→ WHAT NEEDS TO BE DONE
Extract the whole listing as it stands. Do not include the pictures.

→ RECORDS FOR PROCESSING
'''

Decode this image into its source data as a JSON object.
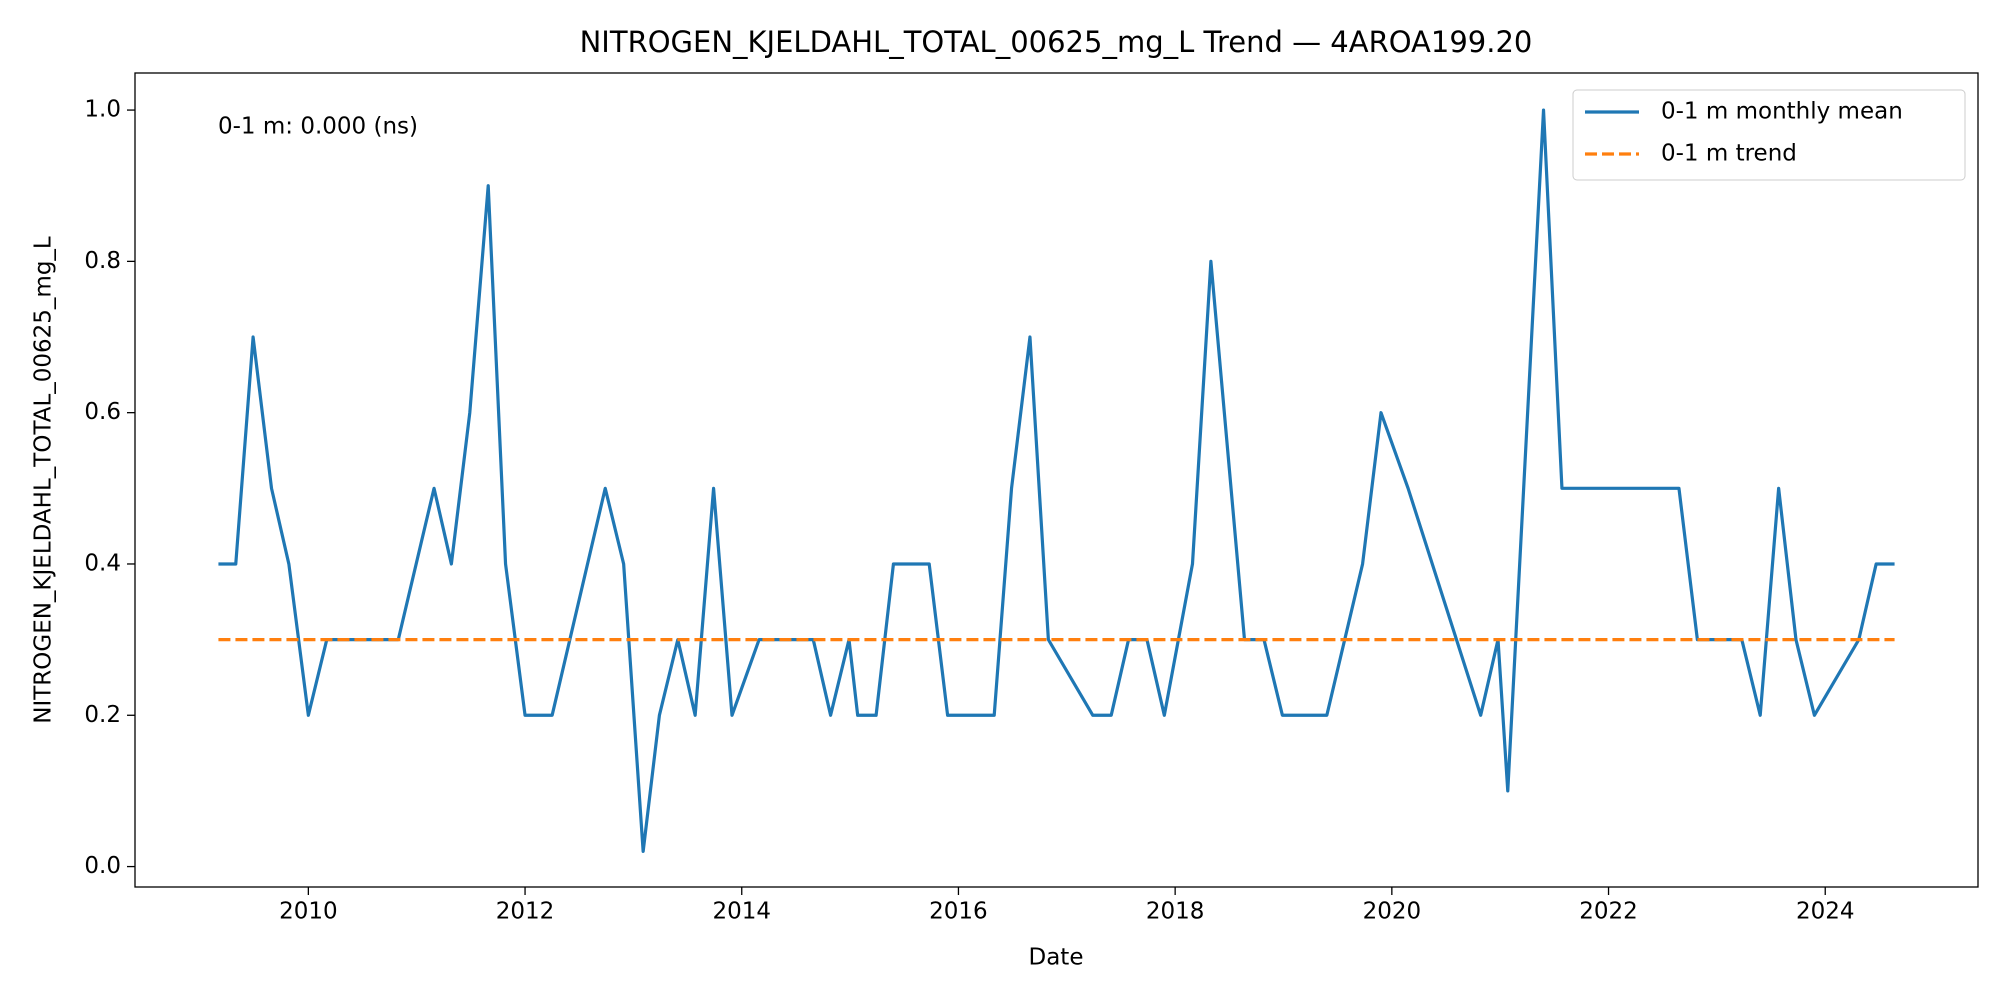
{
  "chart_data": {
    "type": "line",
    "title": "NITROGEN_KJELDAHL_TOTAL_00625_mg_L Trend — 4AROA199.20",
    "x_label": "Date",
    "y_label": "NITROGEN_KJELDAHL_TOTAL_00625_mg_L",
    "annotation": "0-1 m: 0.000 (ns)",
    "legend": "upper right",
    "grid": false,
    "xlim": [
      2008.4,
      2025.41
    ],
    "xticks": [
      2010,
      2012,
      2014,
      2016,
      2018,
      2020,
      2022,
      2024
    ],
    "ylim": [
      -0.027,
      1.049
    ],
    "yticks": [
      {
        "value": 0,
        "label": "0.0"
      },
      {
        "value": 0.2,
        "label": "0.2"
      },
      {
        "value": 0.4,
        "label": "0.4"
      },
      {
        "value": 0.6,
        "label": "0.6"
      },
      {
        "value": 0.8,
        "label": "0.8"
      },
      {
        "value": 1,
        "label": "1.0"
      }
    ],
    "series": [
      {
        "name": "0-1 m monthly mean",
        "color": "#1f77b4",
        "linestyle": "solid",
        "x": [
          2009.17,
          2009.33,
          2009.49,
          2009.66,
          2009.82,
          2010.0,
          2010.17,
          2010.33,
          2010.83,
          2011.16,
          2011.32,
          2011.49,
          2011.66,
          2011.82,
          2012.0,
          2012.25,
          2012.74,
          2012.91,
          2013.09,
          2013.24,
          2013.41,
          2013.57,
          2013.74,
          2013.91,
          2014.16,
          2014.66,
          2014.82,
          2014.99,
          2015.07,
          2015.24,
          2015.4,
          2015.73,
          2015.9,
          2016.33,
          2016.49,
          2016.66,
          2016.83,
          2017.24,
          2017.41,
          2017.57,
          2017.74,
          2017.9,
          2018.16,
          2018.33,
          2018.64,
          2018.82,
          2018.99,
          2019.4,
          2019.73,
          2019.9,
          2020.15,
          2020.82,
          2020.98,
          2021.07,
          2021.4,
          2021.57,
          2022.65,
          2022.82,
          2023.23,
          2023.4,
          2023.57,
          2023.73,
          2023.9,
          2024.31,
          2024.47,
          2024.64
        ],
        "values": [
          0.4,
          0.4,
          0.7,
          0.5,
          0.4,
          0.2,
          0.3,
          0.3,
          0.3,
          0.5,
          0.4,
          0.6,
          0.9,
          0.4,
          0.2,
          0.2,
          0.5,
          0.4,
          0.02,
          0.2,
          0.3,
          0.2,
          0.5,
          0.2,
          0.3,
          0.3,
          0.2,
          0.3,
          0.2,
          0.2,
          0.4,
          0.4,
          0.2,
          0.2,
          0.5,
          0.7,
          0.3,
          0.2,
          0.2,
          0.3,
          0.3,
          0.2,
          0.4,
          0.8,
          0.3,
          0.3,
          0.2,
          0.2,
          0.4,
          0.6,
          0.5,
          0.2,
          0.3,
          0.1,
          1.0,
          0.5,
          0.5,
          0.3,
          0.3,
          0.2,
          0.5,
          0.3,
          0.2,
          0.3,
          0.4,
          0.4
        ]
      },
      {
        "name": "0-1 m trend",
        "color": "#ff7f0e",
        "linestyle": "dashed",
        "x": [
          2009.17,
          2024.64
        ],
        "values": [
          0.3,
          0.3
        ]
      }
    ]
  }
}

'''

→ RESULT FOR THIS TASK
Decode this image into its source data as a JSON object.
{
  "chart_data": {
    "type": "line",
    "title": "NITROGEN_KJELDAHL_TOTAL_00625_mg_L Trend — 4AROA199.20",
    "x_label": "Date",
    "y_label": "NITROGEN_KJELDAHL_TOTAL_00625_mg_L",
    "annotation": "0-1 m: 0.000 (ns)",
    "legend": "upper right",
    "grid": false,
    "xlim": [
      2008.4,
      2025.41
    ],
    "xticks": [
      2010,
      2012,
      2014,
      2016,
      2018,
      2020,
      2022,
      2024
    ],
    "ylim": [
      -0.027,
      1.049
    ],
    "yticks": [
      {
        "value": 0,
        "label": "0.0"
      },
      {
        "value": 0.2,
        "label": "0.2"
      },
      {
        "value": 0.4,
        "label": "0.4"
      },
      {
        "value": 0.6,
        "label": "0.6"
      },
      {
        "value": 0.8,
        "label": "0.8"
      },
      {
        "value": 1,
        "label": "1.0"
      }
    ],
    "series": [
      {
        "name": "0-1 m monthly mean",
        "color": "#1f77b4",
        "linestyle": "solid",
        "x": [
          2009.17,
          2009.33,
          2009.49,
          2009.66,
          2009.82,
          2010.0,
          2010.17,
          2010.33,
          2010.83,
          2011.16,
          2011.32,
          2011.49,
          2011.66,
          2011.82,
          2012.0,
          2012.25,
          2012.74,
          2012.91,
          2013.09,
          2013.24,
          2013.41,
          2013.57,
          2013.74,
          2013.91,
          2014.16,
          2014.66,
          2014.82,
          2014.99,
          2015.07,
          2015.24,
          2015.4,
          2015.73,
          2015.9,
          2016.33,
          2016.49,
          2016.66,
          2016.83,
          2017.24,
          2017.41,
          2017.57,
          2017.74,
          2017.9,
          2018.16,
          2018.33,
          2018.64,
          2018.82,
          2018.99,
          2019.4,
          2019.73,
          2019.9,
          2020.15,
          2020.82,
          2020.98,
          2021.07,
          2021.4,
          2021.57,
          2022.65,
          2022.82,
          2023.23,
          2023.4,
          2023.57,
          2023.73,
          2023.9,
          2024.31,
          2024.47,
          2024.64
        ],
        "values": [
          0.4,
          0.4,
          0.7,
          0.5,
          0.4,
          0.2,
          0.3,
          0.3,
          0.3,
          0.5,
          0.4,
          0.6,
          0.9,
          0.4,
          0.2,
          0.2,
          0.5,
          0.4,
          0.02,
          0.2,
          0.3,
          0.2,
          0.5,
          0.2,
          0.3,
          0.3,
          0.2,
          0.3,
          0.2,
          0.2,
          0.4,
          0.4,
          0.2,
          0.2,
          0.5,
          0.7,
          0.3,
          0.2,
          0.2,
          0.3,
          0.3,
          0.2,
          0.4,
          0.8,
          0.3,
          0.3,
          0.2,
          0.2,
          0.4,
          0.6,
          0.5,
          0.2,
          0.3,
          0.1,
          1.0,
          0.5,
          0.5,
          0.3,
          0.3,
          0.2,
          0.5,
          0.3,
          0.2,
          0.3,
          0.4,
          0.4
        ]
      },
      {
        "name": "0-1 m trend",
        "color": "#ff7f0e",
        "linestyle": "dashed",
        "x": [
          2009.17,
          2024.64
        ],
        "values": [
          0.3,
          0.3
        ]
      }
    ]
  }
}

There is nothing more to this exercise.